EXERCISE: State how many lines in the listing below include the word "idea". Give nothing but the number.

Saved data entries:
# # # #

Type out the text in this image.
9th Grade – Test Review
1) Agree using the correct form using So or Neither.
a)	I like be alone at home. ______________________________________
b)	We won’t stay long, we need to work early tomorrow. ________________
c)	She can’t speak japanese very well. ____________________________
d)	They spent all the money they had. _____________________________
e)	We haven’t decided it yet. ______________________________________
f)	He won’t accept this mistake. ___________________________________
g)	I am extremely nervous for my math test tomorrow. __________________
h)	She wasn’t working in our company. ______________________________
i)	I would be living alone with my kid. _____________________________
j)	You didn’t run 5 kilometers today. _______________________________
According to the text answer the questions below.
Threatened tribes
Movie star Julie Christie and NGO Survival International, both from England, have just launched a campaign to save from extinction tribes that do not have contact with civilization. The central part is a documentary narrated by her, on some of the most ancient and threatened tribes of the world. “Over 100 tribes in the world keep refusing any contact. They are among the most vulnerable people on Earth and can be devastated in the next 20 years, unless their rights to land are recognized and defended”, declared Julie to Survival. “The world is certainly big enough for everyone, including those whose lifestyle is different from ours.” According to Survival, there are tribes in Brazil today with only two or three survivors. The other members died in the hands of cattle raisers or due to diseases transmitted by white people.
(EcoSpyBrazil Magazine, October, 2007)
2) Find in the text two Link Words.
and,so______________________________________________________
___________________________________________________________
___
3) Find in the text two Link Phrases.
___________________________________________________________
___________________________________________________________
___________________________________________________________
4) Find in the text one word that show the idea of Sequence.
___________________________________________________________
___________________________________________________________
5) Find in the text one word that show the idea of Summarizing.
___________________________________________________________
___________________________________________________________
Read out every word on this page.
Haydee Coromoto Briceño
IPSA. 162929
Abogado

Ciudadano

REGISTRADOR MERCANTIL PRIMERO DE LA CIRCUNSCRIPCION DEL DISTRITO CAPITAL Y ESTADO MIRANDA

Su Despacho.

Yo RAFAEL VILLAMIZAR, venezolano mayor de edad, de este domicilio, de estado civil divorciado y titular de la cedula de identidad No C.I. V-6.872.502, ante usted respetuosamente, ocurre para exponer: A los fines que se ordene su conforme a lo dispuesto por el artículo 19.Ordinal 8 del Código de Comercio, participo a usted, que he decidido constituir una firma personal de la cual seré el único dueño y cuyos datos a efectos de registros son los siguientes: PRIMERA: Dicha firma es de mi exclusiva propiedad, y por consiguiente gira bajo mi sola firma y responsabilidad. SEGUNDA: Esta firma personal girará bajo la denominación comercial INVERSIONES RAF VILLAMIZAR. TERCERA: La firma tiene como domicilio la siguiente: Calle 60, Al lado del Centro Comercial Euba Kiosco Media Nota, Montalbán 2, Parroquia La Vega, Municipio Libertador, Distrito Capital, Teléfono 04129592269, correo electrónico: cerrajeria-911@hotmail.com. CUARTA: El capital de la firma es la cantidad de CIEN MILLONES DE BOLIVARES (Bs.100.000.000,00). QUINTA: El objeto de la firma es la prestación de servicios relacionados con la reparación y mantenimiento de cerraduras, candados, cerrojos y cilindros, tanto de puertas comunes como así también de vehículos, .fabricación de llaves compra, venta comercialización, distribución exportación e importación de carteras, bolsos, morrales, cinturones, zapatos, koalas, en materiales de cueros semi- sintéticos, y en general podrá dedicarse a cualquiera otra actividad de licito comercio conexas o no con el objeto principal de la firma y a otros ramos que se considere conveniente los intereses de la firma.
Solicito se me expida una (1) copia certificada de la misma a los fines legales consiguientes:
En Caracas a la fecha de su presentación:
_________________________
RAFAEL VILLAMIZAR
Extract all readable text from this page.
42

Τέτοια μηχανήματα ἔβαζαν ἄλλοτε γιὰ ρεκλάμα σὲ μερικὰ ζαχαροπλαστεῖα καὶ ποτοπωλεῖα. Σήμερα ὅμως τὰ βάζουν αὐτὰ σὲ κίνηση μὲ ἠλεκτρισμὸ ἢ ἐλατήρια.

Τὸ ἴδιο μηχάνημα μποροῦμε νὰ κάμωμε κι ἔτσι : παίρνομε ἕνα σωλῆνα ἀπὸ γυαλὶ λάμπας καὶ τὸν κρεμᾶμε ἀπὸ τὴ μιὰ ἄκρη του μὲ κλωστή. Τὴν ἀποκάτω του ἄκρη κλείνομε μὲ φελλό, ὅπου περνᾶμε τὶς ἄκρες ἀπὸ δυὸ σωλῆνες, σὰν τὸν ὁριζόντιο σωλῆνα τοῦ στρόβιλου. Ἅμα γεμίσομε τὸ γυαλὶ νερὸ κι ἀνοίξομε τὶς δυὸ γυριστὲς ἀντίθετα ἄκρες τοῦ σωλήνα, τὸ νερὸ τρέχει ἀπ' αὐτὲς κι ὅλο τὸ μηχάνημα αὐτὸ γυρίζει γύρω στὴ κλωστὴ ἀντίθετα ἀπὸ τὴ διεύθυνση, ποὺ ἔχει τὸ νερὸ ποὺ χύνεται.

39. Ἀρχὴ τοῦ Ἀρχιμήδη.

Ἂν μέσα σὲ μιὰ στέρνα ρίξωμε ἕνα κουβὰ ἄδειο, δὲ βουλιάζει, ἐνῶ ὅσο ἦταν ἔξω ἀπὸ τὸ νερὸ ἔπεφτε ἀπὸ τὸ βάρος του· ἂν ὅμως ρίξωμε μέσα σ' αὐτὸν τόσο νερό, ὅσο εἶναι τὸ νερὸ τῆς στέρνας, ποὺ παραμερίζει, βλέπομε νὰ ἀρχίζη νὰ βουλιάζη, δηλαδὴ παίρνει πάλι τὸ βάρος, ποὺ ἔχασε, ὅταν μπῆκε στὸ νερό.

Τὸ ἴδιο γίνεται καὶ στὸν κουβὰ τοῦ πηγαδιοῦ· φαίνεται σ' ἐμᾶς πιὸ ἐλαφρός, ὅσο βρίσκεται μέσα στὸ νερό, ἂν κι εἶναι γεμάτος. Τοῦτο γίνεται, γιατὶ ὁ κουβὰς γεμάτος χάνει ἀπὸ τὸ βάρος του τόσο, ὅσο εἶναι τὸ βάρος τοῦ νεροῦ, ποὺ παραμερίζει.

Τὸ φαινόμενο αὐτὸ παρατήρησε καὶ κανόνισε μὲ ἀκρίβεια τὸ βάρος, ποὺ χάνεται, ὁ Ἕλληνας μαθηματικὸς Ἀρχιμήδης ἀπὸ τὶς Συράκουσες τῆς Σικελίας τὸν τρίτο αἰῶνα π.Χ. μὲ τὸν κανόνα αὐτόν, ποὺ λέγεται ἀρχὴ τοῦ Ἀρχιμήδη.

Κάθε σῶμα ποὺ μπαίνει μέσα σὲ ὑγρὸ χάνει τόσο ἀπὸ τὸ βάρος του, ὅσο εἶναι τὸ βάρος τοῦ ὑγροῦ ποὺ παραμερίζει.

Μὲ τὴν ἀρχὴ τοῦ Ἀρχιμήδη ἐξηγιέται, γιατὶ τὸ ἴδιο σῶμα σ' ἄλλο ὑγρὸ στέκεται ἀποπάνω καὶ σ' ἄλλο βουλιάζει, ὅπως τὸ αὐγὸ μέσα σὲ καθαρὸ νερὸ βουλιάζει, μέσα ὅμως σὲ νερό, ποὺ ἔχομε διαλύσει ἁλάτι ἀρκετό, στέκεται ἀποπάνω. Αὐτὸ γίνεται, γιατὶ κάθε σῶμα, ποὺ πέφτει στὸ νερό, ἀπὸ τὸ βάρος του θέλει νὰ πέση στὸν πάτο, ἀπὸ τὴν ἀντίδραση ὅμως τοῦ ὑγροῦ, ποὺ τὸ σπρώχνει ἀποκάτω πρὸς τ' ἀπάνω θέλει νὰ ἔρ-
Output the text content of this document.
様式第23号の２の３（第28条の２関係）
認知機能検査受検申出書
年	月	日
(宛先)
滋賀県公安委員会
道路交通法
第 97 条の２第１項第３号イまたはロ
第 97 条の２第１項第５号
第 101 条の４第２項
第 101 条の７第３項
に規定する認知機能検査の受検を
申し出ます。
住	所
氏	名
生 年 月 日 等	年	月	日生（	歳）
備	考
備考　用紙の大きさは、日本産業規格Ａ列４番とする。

# # # #

TASK RESPONSE: 2